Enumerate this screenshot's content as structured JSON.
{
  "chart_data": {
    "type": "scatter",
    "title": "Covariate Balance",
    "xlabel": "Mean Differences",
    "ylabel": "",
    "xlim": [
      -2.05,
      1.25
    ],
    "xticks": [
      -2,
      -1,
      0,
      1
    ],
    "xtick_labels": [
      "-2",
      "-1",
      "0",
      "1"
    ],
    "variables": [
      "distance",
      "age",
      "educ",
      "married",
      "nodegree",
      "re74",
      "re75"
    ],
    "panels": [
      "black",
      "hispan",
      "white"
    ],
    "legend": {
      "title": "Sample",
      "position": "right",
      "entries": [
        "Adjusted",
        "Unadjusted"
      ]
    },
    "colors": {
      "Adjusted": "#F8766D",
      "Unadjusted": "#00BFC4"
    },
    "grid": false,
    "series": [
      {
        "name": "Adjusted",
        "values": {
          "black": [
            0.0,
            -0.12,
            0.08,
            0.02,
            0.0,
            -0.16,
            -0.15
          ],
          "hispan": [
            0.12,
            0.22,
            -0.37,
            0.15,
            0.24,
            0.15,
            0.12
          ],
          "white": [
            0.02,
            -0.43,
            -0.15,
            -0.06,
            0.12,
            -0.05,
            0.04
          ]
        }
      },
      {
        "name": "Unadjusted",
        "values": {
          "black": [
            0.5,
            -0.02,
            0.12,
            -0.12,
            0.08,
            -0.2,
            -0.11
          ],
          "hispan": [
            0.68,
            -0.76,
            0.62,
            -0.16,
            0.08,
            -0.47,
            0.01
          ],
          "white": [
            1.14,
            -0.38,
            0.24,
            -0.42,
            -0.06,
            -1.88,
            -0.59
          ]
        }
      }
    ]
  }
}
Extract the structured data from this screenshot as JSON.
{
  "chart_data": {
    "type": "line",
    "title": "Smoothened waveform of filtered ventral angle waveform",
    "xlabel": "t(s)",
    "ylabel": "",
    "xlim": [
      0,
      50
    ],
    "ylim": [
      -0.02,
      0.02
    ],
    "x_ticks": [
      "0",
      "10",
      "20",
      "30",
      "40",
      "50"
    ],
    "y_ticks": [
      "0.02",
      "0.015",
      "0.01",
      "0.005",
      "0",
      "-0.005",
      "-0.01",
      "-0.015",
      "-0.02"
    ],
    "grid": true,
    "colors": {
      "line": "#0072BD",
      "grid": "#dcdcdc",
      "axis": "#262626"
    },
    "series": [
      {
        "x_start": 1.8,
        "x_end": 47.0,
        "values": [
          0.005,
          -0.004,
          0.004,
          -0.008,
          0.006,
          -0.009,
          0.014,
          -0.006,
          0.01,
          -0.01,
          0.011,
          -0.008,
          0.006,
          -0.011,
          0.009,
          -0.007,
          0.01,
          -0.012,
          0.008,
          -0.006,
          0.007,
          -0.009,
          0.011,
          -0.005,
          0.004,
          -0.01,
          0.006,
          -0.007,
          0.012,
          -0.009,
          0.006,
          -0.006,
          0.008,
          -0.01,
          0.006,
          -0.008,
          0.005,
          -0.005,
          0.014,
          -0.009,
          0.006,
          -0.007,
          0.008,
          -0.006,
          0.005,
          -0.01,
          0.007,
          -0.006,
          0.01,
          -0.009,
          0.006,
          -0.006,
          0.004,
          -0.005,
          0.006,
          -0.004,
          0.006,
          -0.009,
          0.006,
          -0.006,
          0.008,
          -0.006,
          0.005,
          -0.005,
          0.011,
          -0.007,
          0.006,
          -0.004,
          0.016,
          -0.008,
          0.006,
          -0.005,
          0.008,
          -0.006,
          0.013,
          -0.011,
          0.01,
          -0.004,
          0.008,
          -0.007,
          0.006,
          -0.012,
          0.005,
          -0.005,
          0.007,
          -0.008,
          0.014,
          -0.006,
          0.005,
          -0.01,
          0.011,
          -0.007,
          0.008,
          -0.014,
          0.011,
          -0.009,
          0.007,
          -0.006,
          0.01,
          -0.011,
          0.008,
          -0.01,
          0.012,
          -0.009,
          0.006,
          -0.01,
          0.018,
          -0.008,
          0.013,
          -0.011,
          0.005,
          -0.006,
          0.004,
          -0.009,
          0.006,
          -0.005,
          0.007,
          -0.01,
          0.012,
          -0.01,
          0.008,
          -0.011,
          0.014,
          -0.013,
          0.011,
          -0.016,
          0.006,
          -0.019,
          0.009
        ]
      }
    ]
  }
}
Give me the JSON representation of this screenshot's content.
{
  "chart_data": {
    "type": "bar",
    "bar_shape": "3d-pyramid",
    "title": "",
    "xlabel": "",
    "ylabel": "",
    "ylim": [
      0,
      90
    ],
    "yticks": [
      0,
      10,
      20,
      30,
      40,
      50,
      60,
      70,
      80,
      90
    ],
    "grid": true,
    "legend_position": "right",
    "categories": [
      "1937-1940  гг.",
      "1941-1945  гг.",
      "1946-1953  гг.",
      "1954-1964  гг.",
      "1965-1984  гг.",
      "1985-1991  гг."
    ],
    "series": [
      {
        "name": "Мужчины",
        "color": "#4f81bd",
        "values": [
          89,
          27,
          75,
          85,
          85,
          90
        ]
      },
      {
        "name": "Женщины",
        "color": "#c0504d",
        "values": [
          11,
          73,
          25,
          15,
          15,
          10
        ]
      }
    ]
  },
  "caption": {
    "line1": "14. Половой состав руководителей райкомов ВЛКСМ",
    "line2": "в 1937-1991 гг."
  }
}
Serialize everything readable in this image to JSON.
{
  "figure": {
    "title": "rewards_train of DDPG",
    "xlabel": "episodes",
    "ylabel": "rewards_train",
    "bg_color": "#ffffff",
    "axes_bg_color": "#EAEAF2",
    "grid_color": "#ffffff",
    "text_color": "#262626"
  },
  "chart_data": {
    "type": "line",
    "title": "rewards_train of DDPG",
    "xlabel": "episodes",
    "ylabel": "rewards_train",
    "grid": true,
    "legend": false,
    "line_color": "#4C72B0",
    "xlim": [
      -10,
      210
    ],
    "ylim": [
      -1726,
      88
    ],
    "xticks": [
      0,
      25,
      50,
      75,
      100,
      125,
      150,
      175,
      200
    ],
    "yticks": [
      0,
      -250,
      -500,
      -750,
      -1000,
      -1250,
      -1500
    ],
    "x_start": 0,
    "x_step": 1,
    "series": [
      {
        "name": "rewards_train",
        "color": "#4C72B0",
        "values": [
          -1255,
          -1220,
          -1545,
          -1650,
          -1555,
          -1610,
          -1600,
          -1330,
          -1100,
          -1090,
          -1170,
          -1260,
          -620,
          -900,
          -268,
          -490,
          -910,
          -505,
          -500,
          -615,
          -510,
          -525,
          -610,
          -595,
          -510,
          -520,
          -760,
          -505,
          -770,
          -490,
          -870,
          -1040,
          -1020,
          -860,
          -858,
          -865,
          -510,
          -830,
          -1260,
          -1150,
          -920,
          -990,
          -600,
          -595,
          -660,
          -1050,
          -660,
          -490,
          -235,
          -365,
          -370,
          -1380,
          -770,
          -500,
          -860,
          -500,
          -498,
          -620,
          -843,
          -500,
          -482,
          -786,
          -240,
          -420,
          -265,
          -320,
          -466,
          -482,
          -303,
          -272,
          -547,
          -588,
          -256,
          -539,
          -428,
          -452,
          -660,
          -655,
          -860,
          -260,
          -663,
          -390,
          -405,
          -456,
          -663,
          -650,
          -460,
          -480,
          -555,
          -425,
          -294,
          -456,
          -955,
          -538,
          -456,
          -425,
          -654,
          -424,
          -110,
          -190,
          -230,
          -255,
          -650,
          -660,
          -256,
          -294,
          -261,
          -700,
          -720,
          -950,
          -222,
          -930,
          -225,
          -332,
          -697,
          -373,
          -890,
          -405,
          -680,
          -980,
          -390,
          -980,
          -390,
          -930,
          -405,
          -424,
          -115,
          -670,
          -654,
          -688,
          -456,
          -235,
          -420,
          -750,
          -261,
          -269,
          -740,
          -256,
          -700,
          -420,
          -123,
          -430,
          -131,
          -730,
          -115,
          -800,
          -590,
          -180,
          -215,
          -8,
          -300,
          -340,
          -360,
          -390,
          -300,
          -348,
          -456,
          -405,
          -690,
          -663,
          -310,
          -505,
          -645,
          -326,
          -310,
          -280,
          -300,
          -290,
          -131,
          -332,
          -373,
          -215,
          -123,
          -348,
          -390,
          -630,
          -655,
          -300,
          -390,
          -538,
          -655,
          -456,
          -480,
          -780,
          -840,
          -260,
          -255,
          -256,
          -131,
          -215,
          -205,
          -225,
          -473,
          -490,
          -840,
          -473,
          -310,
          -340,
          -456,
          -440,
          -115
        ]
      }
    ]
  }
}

* * * * * * *

(Given exercise)
Identify every line above with the string "content" in it. Copy those lines.

(Output for this task)
Enumerate this screenshot's content as structured JSON.
Give me the JSON representation of this screenshot's content.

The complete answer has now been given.